**Stated problem**
Write out each line word for word. Drop pictures.

Collected data entries:
** Begin **

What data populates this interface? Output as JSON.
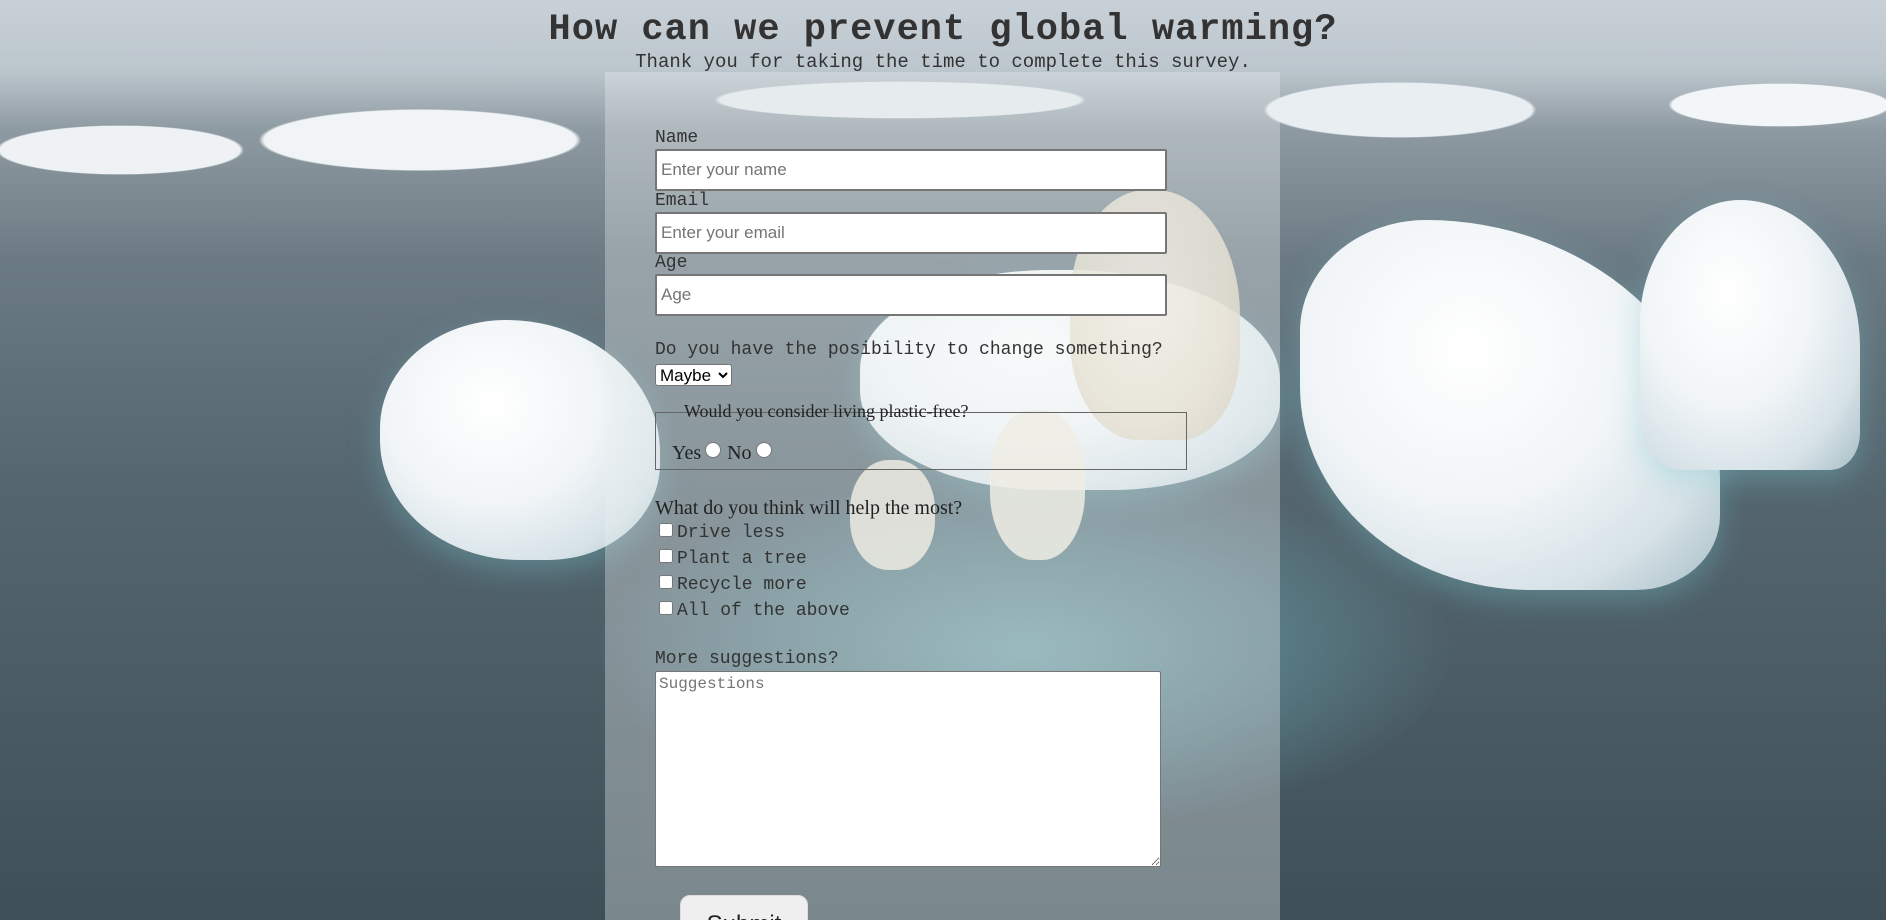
{
  "header": {
    "title": "How can we prevent global warming?",
    "subtitle": "Thank you for taking the time to complete this survey."
  },
  "form": {
    "name": {
      "label": "Name",
      "placeholder": "Enter your name",
      "value": ""
    },
    "email": {
      "label": "Email",
      "placeholder": "Enter your email",
      "value": ""
    },
    "age": {
      "label": "Age",
      "placeholder": "Age",
      "value": ""
    },
    "possibility": {
      "label": "Do you have the posibility to change something?",
      "selected": "Maybe"
    },
    "plastic_free": {
      "legend": "Would you consider living plastic-free?",
      "options": [
        "Yes",
        "No"
      ]
    },
    "help_most": {
      "label": "What do you think will help the most?",
      "options": [
        "Drive less",
        "Plant a tree",
        "Recycle more",
        "All of the above"
      ]
    },
    "suggestions": {
      "label": "More suggestions?",
      "placeholder": "Suggestions"
    },
    "submit_label": "Submit"
  },
  "icons": {
    "select": "chevron-down-icon",
    "textarea": "resize-grip-icon"
  }
}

** End **

**Expected answer**
What data populates this interface? Output as JSON.
{
  "header": {
    "title": "How can we prevent global warming?",
    "subtitle": "Thank you for taking the time to complete this survey."
  },
  "form": {
    "name": {
      "label": "Name",
      "placeholder": "Enter your name",
      "value": ""
    },
    "email": {
      "label": "Email",
      "placeholder": "Enter your email",
      "value": ""
    },
    "age": {
      "label": "Age",
      "placeholder": "Age",
      "value": ""
    },
    "possibility": {
      "label": "Do you have the posibility to change something?",
      "selected": "Maybe"
    },
    "plastic_free": {
      "legend": "Would you consider living plastic-free?",
      "options": [
        "Yes",
        "No"
      ]
    },
    "help_most": {
      "label": "What do you think will help the most?",
      "options": [
        "Drive less",
        "Plant a tree",
        "Recycle more",
        "All of the above"
      ]
    },
    "suggestions": {
      "label": "More suggestions?",
      "placeholder": "Suggestions"
    },
    "submit_label": "Submit"
  },
  "icons": {
    "select": "chevron-down-icon",
    "textarea": "resize-grip-icon"
  }
}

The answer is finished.